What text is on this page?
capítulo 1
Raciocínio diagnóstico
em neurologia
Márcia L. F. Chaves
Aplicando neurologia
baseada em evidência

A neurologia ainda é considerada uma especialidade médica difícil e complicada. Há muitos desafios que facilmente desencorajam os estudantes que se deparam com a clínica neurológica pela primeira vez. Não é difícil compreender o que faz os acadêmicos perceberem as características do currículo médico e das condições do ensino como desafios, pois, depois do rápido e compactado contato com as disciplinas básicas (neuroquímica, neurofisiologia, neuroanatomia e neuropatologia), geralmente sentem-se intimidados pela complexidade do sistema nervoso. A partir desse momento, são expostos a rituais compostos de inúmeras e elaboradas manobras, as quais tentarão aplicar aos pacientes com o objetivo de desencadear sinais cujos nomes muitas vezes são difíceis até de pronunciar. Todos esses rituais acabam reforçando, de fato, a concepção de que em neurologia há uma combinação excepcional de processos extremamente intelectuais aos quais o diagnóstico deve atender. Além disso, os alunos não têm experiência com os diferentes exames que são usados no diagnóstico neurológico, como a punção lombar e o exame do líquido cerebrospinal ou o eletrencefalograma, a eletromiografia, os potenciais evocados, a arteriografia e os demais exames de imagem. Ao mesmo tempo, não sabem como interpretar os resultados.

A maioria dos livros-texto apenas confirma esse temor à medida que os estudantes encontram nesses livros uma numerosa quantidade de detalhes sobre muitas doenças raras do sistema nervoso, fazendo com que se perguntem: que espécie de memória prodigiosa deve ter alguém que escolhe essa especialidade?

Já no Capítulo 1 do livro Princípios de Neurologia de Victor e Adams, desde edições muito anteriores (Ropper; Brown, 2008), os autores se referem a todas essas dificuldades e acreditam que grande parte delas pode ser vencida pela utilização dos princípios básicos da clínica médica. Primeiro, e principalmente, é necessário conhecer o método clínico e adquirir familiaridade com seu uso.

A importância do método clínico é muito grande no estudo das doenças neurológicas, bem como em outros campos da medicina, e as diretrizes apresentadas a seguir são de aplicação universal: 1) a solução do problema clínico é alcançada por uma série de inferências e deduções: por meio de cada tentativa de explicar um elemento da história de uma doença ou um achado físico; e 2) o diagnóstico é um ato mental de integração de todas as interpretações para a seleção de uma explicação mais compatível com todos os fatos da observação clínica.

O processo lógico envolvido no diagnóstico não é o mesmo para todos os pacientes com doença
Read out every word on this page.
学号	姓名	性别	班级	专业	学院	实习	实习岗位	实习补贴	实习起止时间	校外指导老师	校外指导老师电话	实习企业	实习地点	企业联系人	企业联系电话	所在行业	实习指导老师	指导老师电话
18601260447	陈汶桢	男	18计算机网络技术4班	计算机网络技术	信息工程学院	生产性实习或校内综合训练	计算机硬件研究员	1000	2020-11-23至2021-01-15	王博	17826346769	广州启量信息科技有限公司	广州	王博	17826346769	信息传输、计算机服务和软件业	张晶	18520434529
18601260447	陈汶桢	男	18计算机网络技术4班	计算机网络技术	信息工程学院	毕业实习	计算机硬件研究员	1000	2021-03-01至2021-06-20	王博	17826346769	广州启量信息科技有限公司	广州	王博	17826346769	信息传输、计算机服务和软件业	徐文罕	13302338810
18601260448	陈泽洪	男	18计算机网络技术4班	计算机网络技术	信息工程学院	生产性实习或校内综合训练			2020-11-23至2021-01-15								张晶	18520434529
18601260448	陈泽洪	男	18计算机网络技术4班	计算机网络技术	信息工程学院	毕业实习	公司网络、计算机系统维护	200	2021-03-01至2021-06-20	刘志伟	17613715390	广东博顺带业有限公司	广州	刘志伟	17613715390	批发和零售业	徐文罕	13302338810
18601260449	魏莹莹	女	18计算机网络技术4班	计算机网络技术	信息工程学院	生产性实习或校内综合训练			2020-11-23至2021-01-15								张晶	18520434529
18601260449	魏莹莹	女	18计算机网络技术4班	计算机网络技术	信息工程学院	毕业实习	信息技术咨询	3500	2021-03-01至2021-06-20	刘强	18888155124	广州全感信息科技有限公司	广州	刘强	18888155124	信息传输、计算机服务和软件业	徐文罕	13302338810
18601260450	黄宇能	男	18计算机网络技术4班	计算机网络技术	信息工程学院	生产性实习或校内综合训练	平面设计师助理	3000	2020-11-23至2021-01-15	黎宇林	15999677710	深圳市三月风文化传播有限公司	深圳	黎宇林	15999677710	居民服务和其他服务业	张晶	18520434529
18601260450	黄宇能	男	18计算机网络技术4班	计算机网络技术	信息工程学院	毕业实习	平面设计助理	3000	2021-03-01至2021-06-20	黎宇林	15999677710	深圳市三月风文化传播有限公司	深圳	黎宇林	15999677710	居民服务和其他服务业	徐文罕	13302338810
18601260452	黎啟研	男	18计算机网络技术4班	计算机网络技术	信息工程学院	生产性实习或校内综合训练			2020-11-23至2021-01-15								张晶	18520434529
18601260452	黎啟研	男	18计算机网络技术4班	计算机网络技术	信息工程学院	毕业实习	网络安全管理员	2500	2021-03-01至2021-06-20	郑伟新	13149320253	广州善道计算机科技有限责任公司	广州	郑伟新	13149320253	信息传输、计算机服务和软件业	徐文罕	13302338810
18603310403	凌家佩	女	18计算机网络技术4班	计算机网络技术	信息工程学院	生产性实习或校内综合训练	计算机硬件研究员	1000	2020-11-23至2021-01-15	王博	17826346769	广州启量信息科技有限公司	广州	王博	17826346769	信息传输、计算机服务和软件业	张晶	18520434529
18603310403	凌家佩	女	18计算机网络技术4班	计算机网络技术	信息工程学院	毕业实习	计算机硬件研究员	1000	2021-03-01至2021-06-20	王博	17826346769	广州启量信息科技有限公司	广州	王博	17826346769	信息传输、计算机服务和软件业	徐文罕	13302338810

################

PROBLEM TO WORK ON:
What count of lines in the listing contain the word "毕业实习"? Reply with the number only.

ANSWER:
6